■ Saved entries
begin

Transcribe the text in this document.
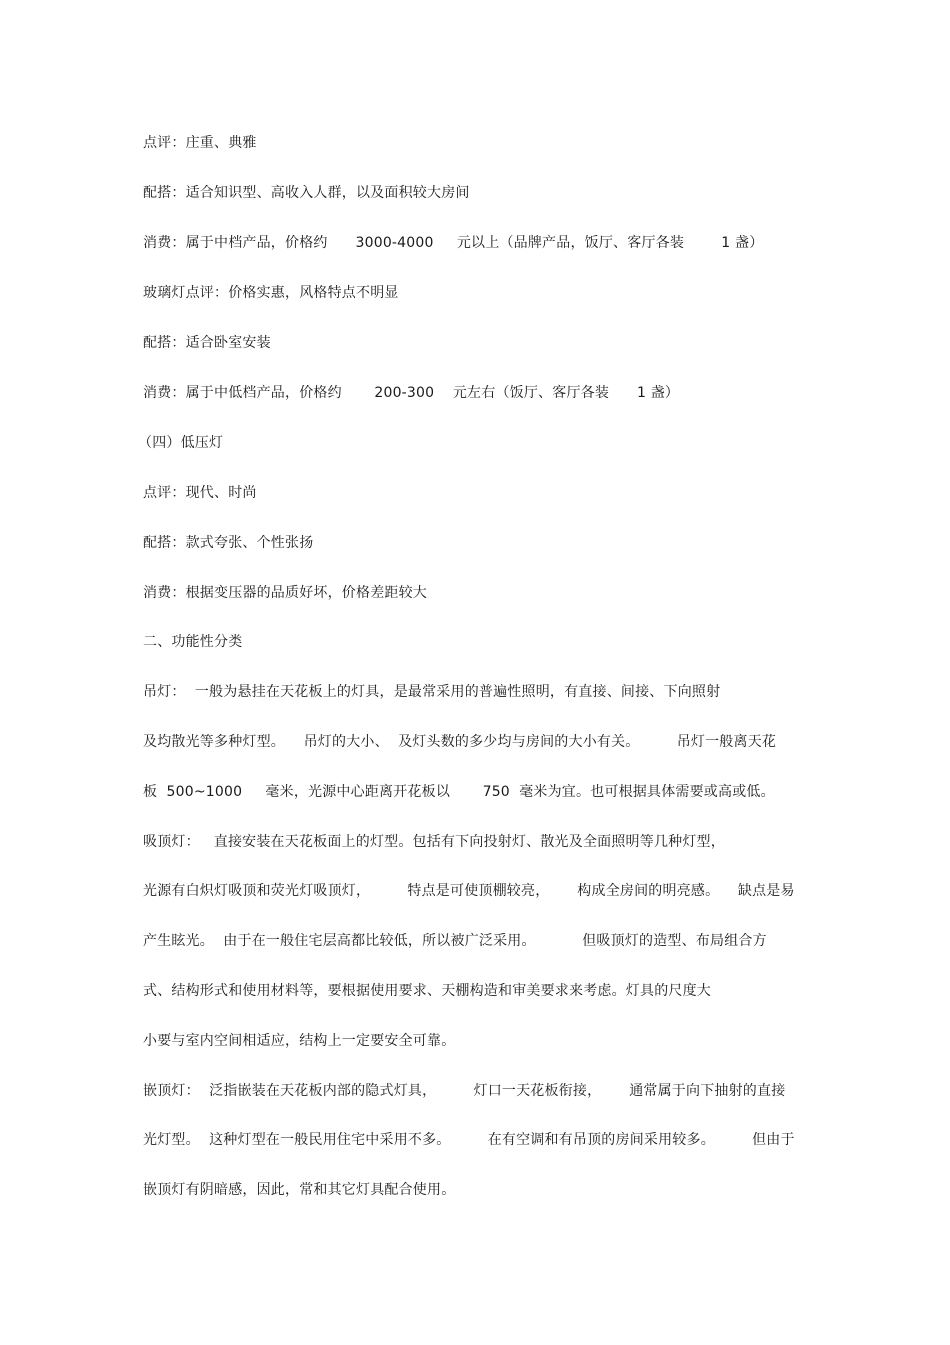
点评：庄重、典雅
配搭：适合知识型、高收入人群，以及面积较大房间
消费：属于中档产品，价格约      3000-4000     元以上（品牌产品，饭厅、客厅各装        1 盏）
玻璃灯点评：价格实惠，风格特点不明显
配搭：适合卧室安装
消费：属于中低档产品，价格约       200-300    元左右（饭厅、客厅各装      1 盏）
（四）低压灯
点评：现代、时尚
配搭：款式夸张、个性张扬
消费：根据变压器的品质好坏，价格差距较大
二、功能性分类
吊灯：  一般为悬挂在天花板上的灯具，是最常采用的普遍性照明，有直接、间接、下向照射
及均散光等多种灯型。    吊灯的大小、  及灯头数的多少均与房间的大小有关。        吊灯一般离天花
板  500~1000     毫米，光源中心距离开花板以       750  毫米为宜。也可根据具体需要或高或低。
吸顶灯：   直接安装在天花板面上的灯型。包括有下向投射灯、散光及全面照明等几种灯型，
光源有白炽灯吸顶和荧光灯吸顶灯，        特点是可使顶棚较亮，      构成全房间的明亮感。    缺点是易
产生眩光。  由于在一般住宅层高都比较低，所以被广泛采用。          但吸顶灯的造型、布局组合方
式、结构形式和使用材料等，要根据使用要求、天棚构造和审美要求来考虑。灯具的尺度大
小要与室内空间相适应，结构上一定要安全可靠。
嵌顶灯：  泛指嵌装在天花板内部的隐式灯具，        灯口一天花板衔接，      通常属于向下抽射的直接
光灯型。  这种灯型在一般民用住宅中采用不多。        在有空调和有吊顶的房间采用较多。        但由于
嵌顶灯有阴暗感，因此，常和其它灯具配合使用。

end
begin

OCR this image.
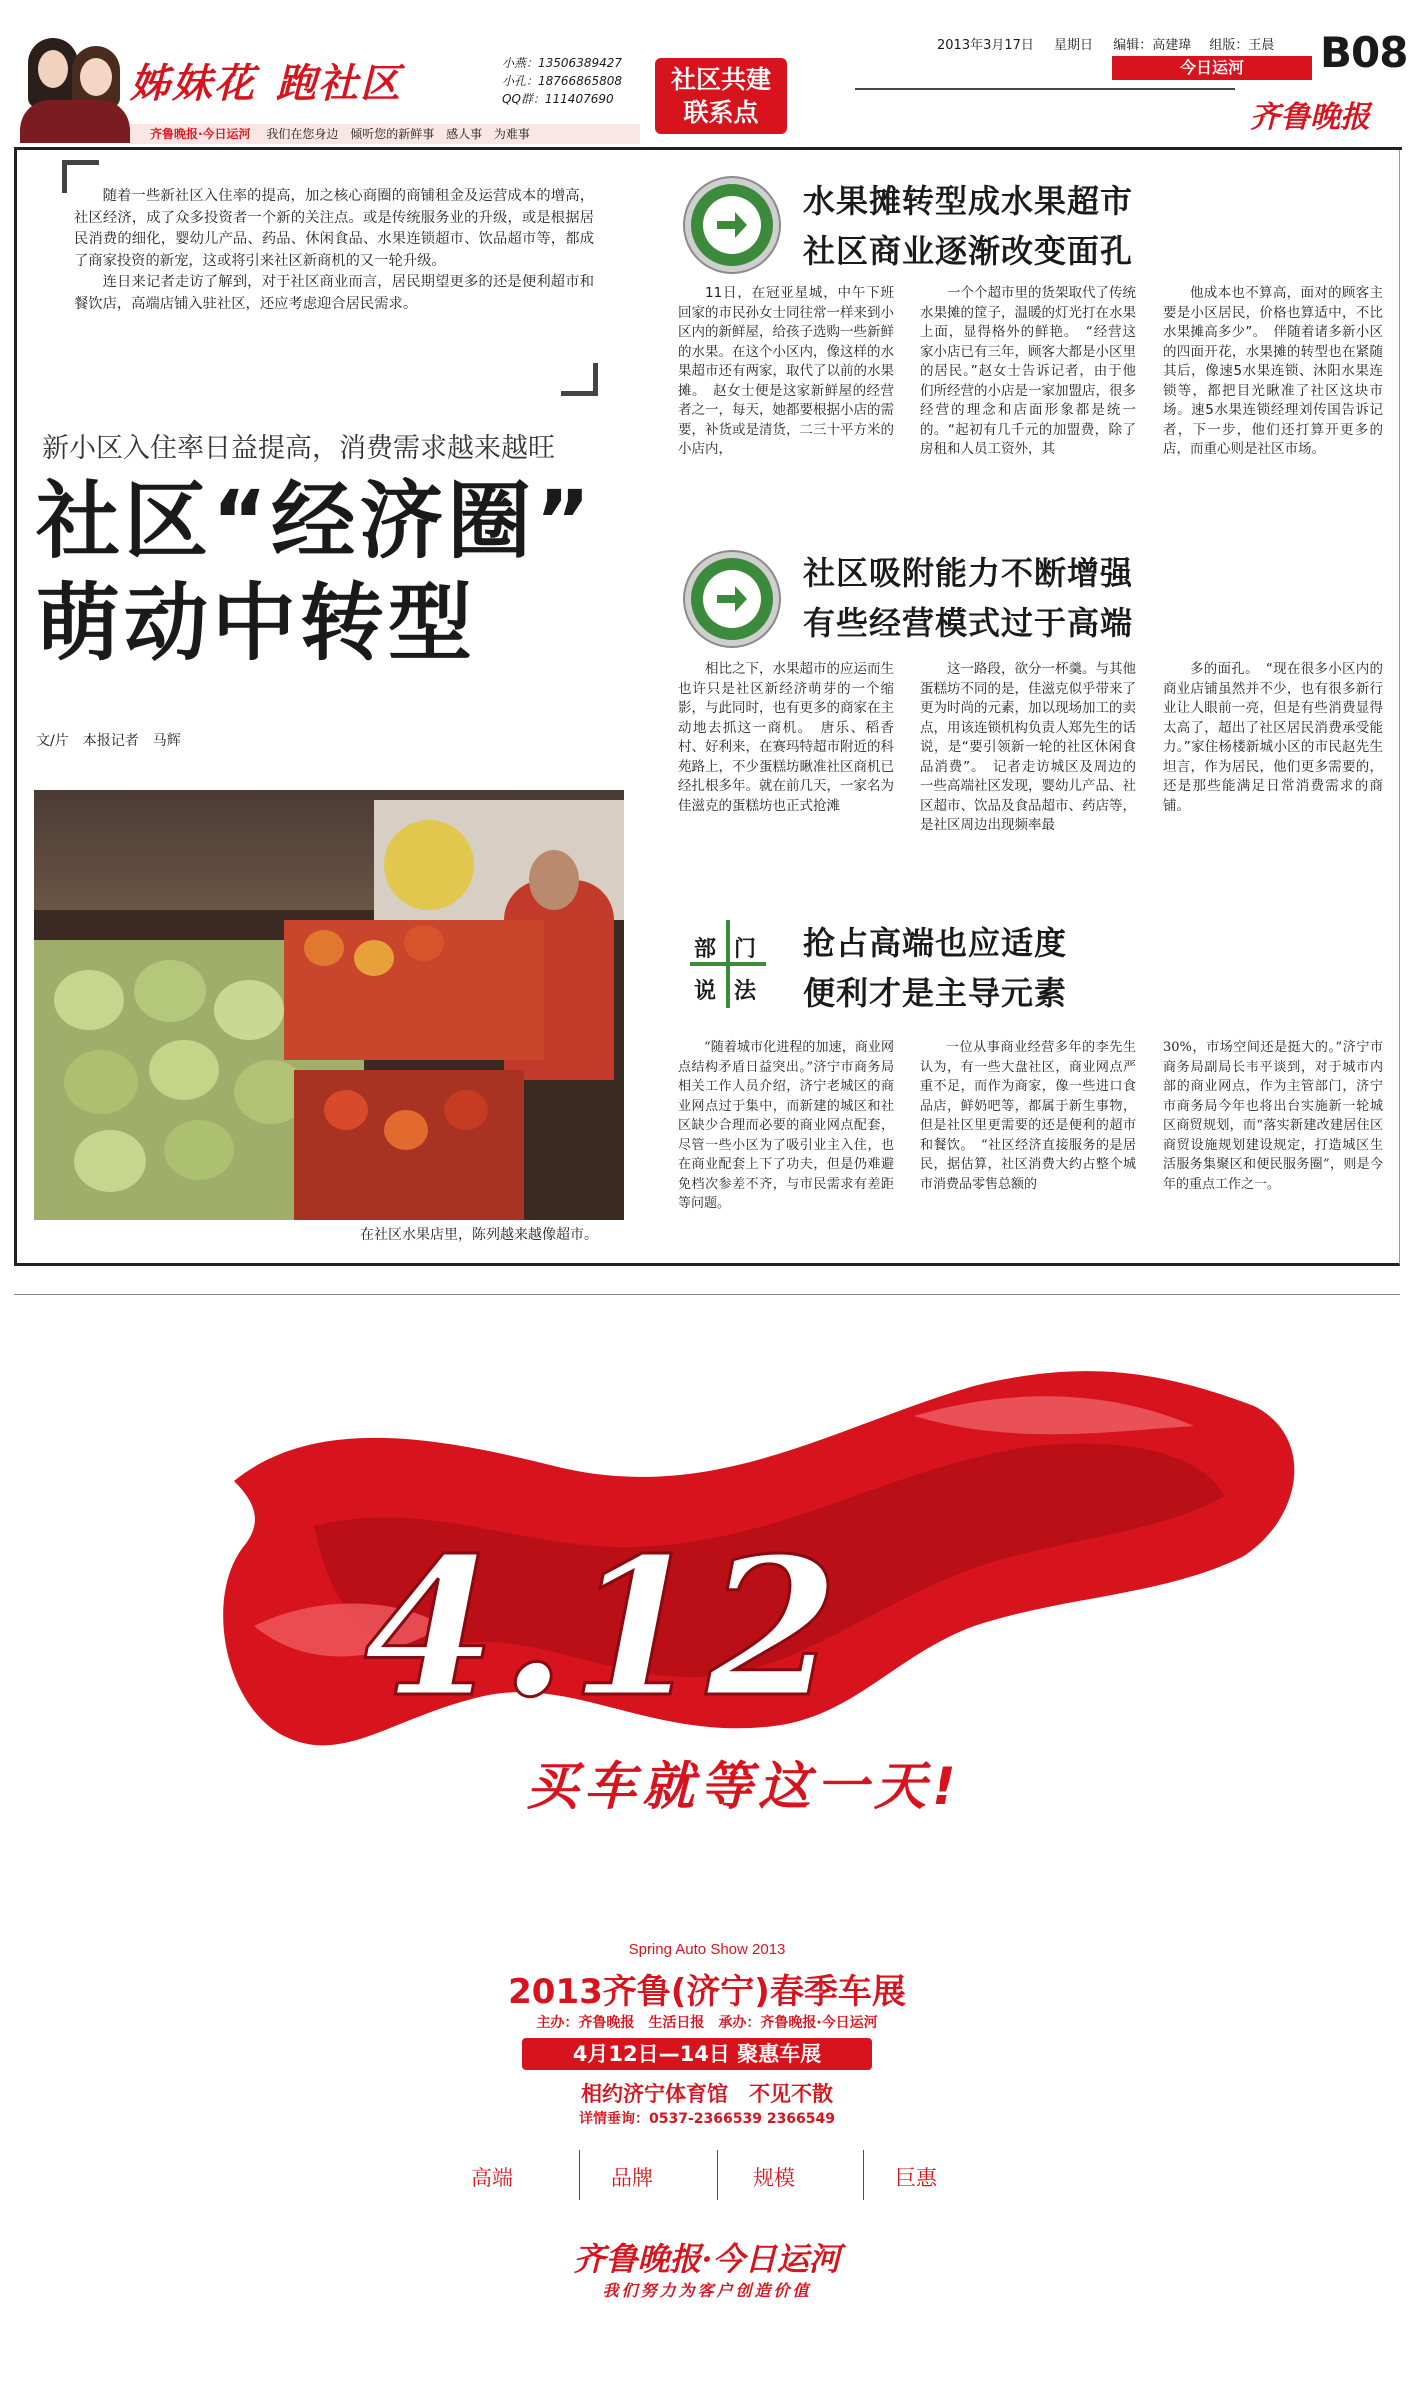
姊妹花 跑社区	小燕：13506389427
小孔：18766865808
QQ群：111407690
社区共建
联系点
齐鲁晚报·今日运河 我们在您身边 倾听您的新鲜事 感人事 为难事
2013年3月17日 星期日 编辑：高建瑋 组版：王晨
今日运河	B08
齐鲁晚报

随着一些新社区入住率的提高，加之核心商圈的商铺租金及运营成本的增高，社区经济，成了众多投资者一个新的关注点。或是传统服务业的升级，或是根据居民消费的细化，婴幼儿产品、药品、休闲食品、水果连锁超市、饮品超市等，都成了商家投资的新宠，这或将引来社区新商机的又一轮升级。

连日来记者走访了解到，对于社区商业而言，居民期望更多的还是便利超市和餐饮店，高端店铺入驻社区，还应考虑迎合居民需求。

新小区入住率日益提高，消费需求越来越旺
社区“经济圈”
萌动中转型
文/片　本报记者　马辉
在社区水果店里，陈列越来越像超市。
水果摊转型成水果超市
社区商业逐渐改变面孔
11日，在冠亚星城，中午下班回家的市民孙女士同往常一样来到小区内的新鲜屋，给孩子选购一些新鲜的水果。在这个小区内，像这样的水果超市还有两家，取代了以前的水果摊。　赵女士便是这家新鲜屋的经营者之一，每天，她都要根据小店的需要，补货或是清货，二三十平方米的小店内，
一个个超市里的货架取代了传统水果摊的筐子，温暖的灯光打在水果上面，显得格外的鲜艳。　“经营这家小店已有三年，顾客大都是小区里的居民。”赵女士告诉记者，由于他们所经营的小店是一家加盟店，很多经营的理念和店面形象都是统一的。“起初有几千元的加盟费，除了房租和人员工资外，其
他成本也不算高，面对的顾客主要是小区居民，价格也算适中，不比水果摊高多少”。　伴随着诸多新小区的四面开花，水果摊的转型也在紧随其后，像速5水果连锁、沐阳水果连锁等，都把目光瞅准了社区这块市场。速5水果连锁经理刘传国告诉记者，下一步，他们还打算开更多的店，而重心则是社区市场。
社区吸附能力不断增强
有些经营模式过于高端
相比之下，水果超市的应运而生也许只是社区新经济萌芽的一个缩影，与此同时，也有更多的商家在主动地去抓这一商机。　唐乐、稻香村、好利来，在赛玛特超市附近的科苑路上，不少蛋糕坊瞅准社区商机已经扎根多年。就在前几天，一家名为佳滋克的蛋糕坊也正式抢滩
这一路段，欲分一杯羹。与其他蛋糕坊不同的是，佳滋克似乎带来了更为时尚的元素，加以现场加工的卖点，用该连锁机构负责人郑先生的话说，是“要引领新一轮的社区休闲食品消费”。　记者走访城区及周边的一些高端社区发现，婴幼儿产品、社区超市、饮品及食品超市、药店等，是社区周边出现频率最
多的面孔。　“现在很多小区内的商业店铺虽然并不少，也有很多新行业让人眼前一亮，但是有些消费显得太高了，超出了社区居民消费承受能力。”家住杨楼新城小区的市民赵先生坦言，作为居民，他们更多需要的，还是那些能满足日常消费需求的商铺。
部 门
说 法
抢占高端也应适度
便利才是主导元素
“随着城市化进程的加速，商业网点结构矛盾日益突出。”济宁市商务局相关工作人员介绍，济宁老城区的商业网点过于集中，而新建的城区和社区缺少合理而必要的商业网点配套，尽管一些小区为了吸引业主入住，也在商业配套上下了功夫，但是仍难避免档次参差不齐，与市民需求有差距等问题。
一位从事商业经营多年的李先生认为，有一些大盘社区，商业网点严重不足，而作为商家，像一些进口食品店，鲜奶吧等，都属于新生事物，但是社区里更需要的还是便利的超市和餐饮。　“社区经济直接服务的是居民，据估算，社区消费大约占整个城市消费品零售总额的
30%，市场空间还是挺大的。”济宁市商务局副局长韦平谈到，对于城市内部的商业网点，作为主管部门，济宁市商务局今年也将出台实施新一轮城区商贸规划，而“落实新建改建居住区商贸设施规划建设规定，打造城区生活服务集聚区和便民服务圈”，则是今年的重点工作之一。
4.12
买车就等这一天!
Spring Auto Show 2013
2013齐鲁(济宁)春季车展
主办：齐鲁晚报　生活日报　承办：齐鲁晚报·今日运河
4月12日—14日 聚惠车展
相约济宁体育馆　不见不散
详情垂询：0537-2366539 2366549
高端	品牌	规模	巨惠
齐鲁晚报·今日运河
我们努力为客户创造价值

end

■ The task
Pull out every line in the data above that has the word "婴幼儿产品".

■ Exercise response
随着一些新社区入住率的提高，加之核心商圈的商铺租金及运营成本的增高，社区经济，成了众多投资者一个新的关注点。或是传统服务业的升级，或是根据居民消费的细化，婴幼儿产品、药品、休闲食品、水果连锁超市、饮品超市等，都成了商家投资的新宠，这或将引来社区新商机的又一轮升级。
这一路段，欲分一杯羹。与其他蛋糕坊不同的是，佳滋克似乎带来了更为时尚的元素，加以现场加工的卖点，用该连锁机构负责人郑先生的话说，是“要引领新一轮的社区休闲食品消费”。　记者走访城区及周边的一些高端社区发现，婴幼儿产品、社区超市、饮品及食品超市、药店等，是社区周边出现频率最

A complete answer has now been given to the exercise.